(Dataset excerpt)
○ ○ ○ ○ ○
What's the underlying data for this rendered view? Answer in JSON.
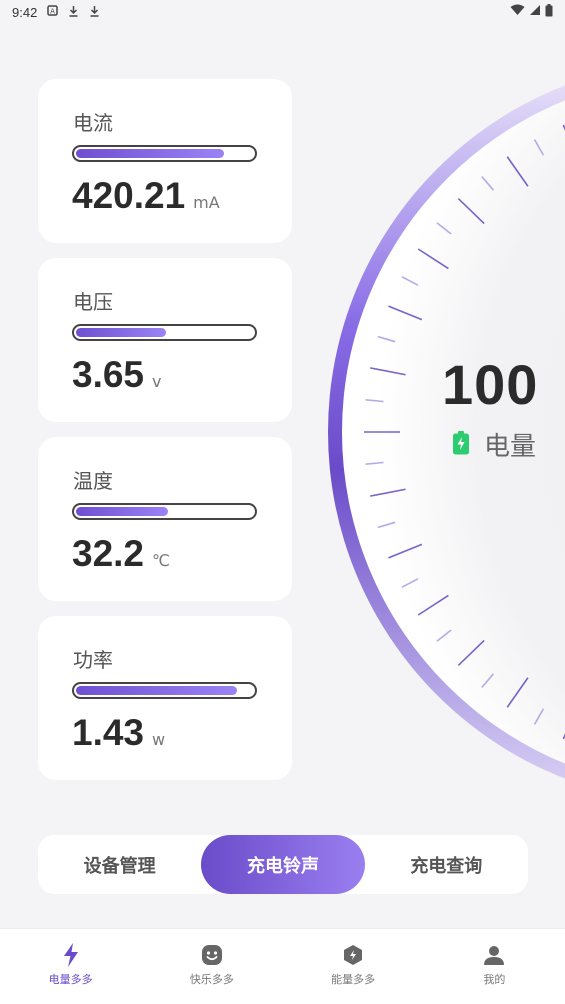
{
  "status_bar": {
    "time": "9:42"
  },
  "metrics": [
    {
      "label": "电流",
      "value": "420.21",
      "unit": "mA",
      "fill_fraction": 0.84
    },
    {
      "label": "电压",
      "value": "3.65",
      "unit": "v",
      "fill_fraction": 0.52
    },
    {
      "label": "温度",
      "value": "32.2",
      "unit": "℃",
      "fill_fraction": 0.53
    },
    {
      "label": "功率",
      "value": "1.43",
      "unit": "w",
      "fill_fraction": 0.91
    }
  ],
  "gauge": {
    "value": "100",
    "label": "电量",
    "battery_icon": "battery-charging-icon"
  },
  "segmented": [
    {
      "label": "设备管理",
      "active": false
    },
    {
      "label": "充电铃声",
      "active": true
    },
    {
      "label": "充电查询",
      "active": false
    }
  ],
  "bottom_nav": [
    {
      "label": "电量多多",
      "icon": "lightning-icon",
      "active": true
    },
    {
      "label": "快乐多多",
      "icon": "smile-icon",
      "active": false
    },
    {
      "label": "能量多多",
      "icon": "energy-hex-icon",
      "active": false
    },
    {
      "label": "我的",
      "icon": "person-icon",
      "active": false
    }
  ],
  "colors": {
    "accent": "#6a4bc9",
    "accent_light": "#9a7ff0",
    "battery": "#2ecc71"
  }
}
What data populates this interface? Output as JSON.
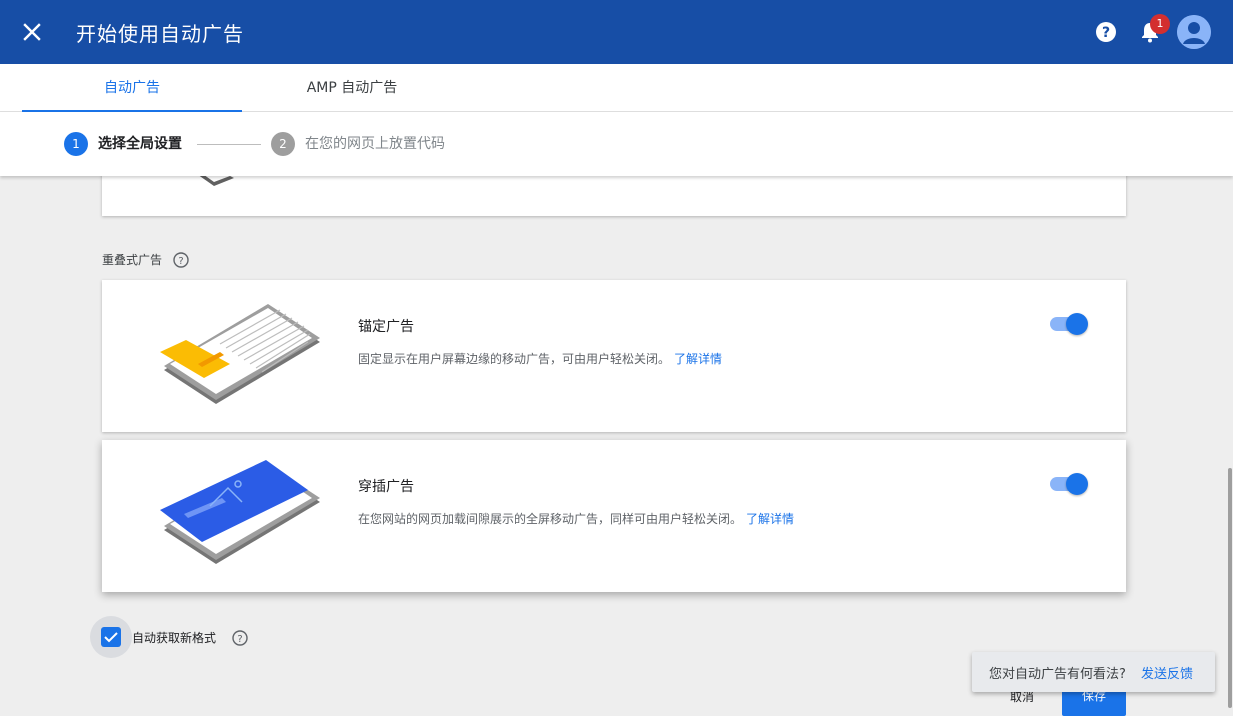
{
  "header": {
    "title": "开始使用自动广告",
    "notification_count": "1",
    "icons": [
      "close-icon",
      "help-icon",
      "bell-icon",
      "account-icon"
    ],
    "bg_color": "#174ea6"
  },
  "tabs": [
    {
      "label": "自动广告",
      "active": true
    },
    {
      "label": "AMP 自动广告",
      "active": false
    }
  ],
  "stepper": {
    "steps": [
      {
        "number": "1",
        "label": "选择全局设置",
        "active": true
      },
      {
        "number": "2",
        "label": "在您的网页上放置代码",
        "active": false
      }
    ]
  },
  "overlay_section": {
    "label": "重叠式广告",
    "cards": [
      {
        "title": "锚定广告",
        "description": "固定显示在用户屏幕边缘的移动广告，可由用户轻松关闭。",
        "link": "了解详情",
        "enabled": true
      },
      {
        "title": "穿插广告",
        "description": "在您网站的网页加载间隙展示的全屏移动广告，同样可由用户轻松关闭。",
        "link": "了解详情",
        "enabled": true
      }
    ]
  },
  "auto_formats": {
    "label": "自动获取新格式",
    "checked": true
  },
  "actions": {
    "cancel": "取消",
    "save": "保存"
  },
  "feedback": {
    "question": "您对自动广告有何看法?",
    "link": "发送反馈"
  },
  "colors": {
    "accent": "#1a73e8",
    "badge": "#d32f2f",
    "highlight": "#fbbc04"
  }
}
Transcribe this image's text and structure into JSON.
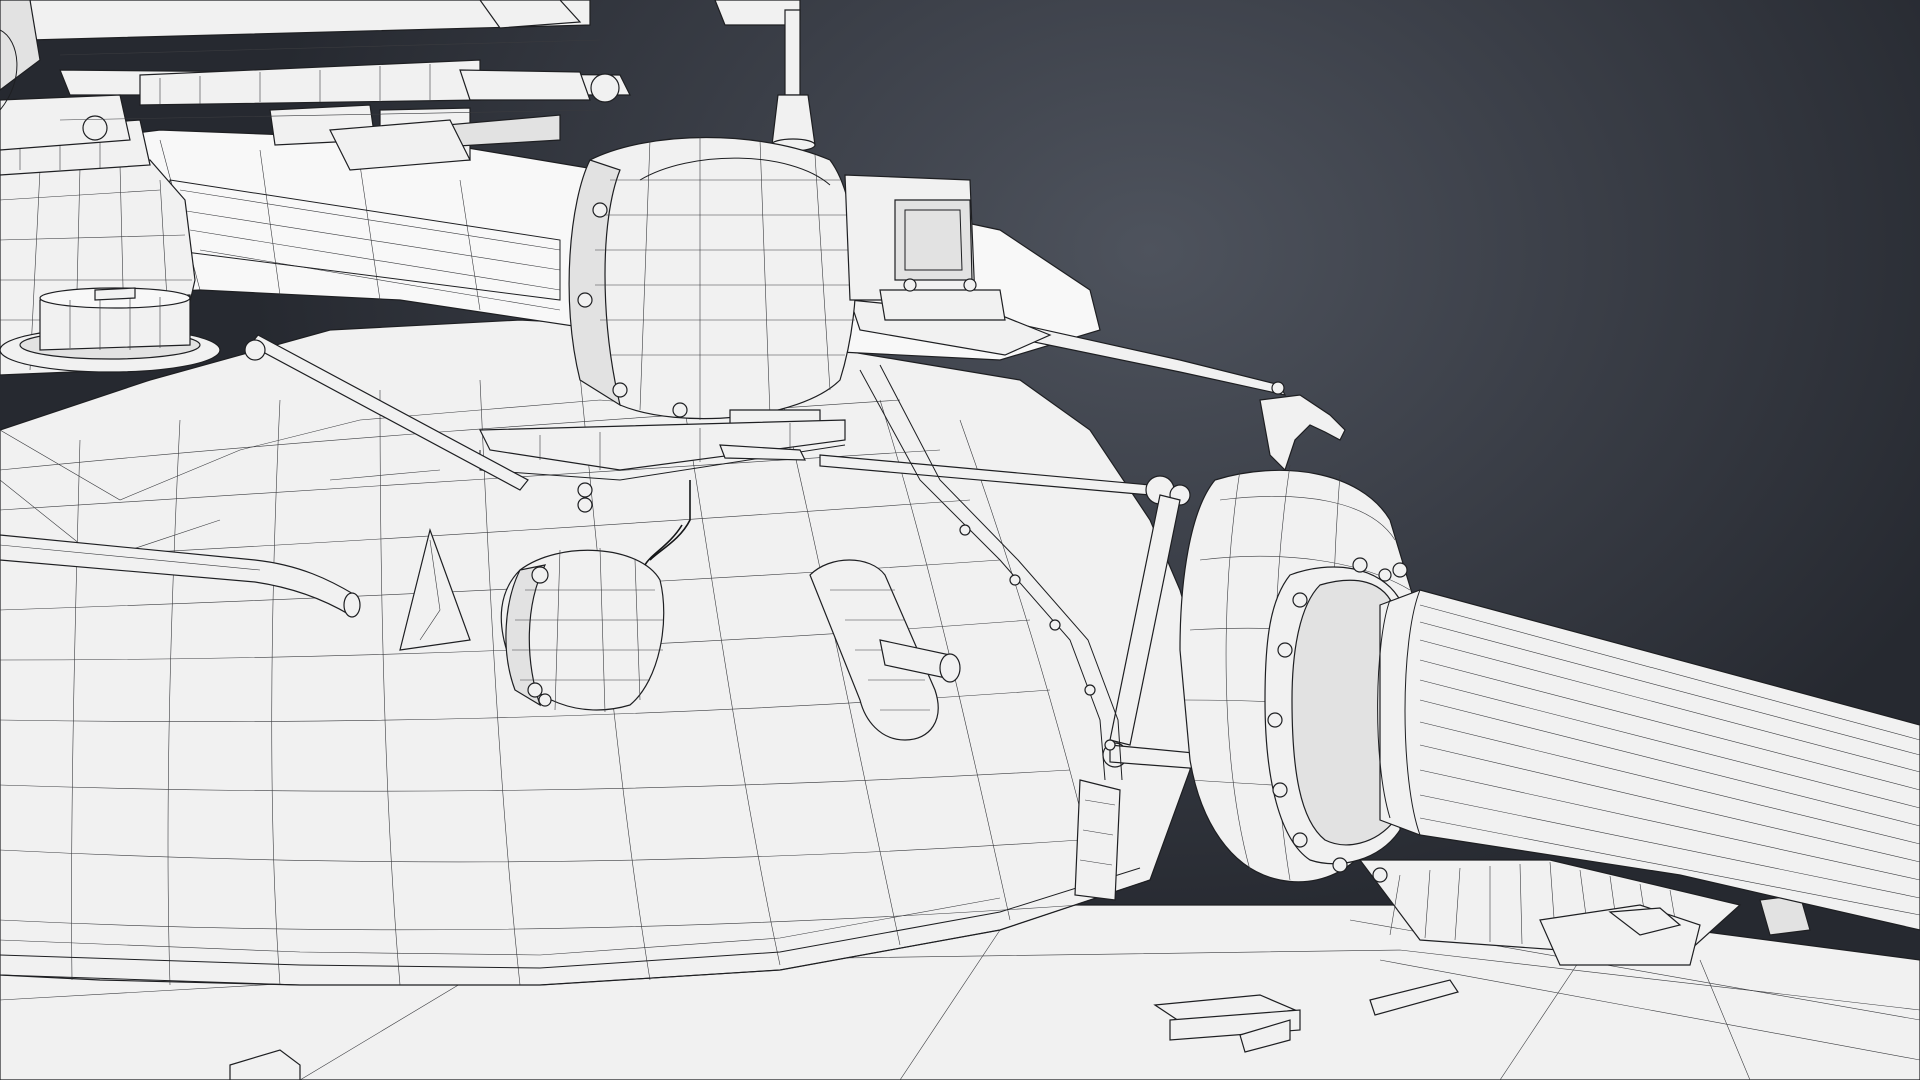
○ ○ ○ ○ ○
▶ [INSTRUCTION] Every record above should be transcribed exactly; the pictures stay out of the copy.

▶ [ANSWER TO THE TASK]
What's the underlying data for this rendered view? Answer in JSON.
{
  "status_bar": {
    "time": "9:42"
  },
  "metrics": [
    {
      "label": "电流",
      "value": "420.21",
      "unit": "mA",
      "fill_fraction": 0.84
    },
    {
      "label": "电压",
      "value": "3.65",
      "unit": "v",
      "fill_fraction": 0.52
    },
    {
      "label": "温度",
      "value": "32.2",
      "unit": "℃",
      "fill_fraction": 0.53
    },
    {
      "label": "功率",
      "value": "1.43",
      "unit": "w",
      "fill_fraction": 0.91
    }
  ],
  "gauge": {
    "value": "100",
    "label": "电量",
    "battery_icon": "battery-charging-icon"
  },
  "segmented": [
    {
      "label": "设备管理",
      "active": false
    },
    {
      "label": "充电铃声",
      "active": true
    },
    {
      "label": "充电查询",
      "active": false
    }
  ],
  "bottom_nav": [
    {
      "label": "电量多多",
      "icon": "lightning-icon",
      "active": true
    },
    {
      "label": "快乐多多",
      "icon": "smile-icon",
      "active": false
    },
    {
      "label": "能量多多",
      "icon": "energy-hex-icon",
      "active": false
    },
    {
      "label": "我的",
      "icon": "person-icon",
      "active": false
    }
  ],
  "colors": {
    "accent": "#6a4bc9",
    "accent_light": "#9a7ff0",
    "battery": "#2ecc71"
  }
}
What data populates this interface? Output as JSON.
{
  "header": {
    "title": "开始使用自动广告",
    "notification_count": "1",
    "icons": [
      "close-icon",
      "help-icon",
      "bell-icon",
      "account-icon"
    ],
    "bg_color": "#174ea6"
  },
  "tabs": [
    {
      "label": "自动广告",
      "active": true
    },
    {
      "label": "AMP 自动广告",
      "active": false
    }
  ],
  "stepper": {
    "steps": [
      {
        "number": "1",
        "label": "选择全局设置",
        "active": true
      },
      {
        "number": "2",
        "label": "在您的网页上放置代码",
        "active": false
      }
    ]
  },
  "overlay_section": {
    "label": "重叠式广告",
    "cards": [
      {
        "title": "锚定广告",
        "description": "固定显示在用户屏幕边缘的移动广告，可由用户轻松关闭。",
        "link": "了解详情",
        "enabled": true
      },
      {
        "title": "穿插广告",
        "description": "在您网站的网页加载间隙展示的全屏移动广告，同样可由用户轻松关闭。",
        "link": "了解详情",
        "enabled": true
      }
    ]
  },
  "auto_formats": {
    "label": "自动获取新格式",
    "checked": true
  },
  "actions": {
    "cancel": "取消",
    "save": "保存"
  },
  "feedback": {
    "question": "您对自动广告有何看法?",
    "link": "发送反馈"
  },
  "colors": {
    "accent": "#1a73e8",
    "badge": "#d32f2f",
    "highlight": "#fbbc04"
  }
}
Transcribe this image's text and structure into JSON.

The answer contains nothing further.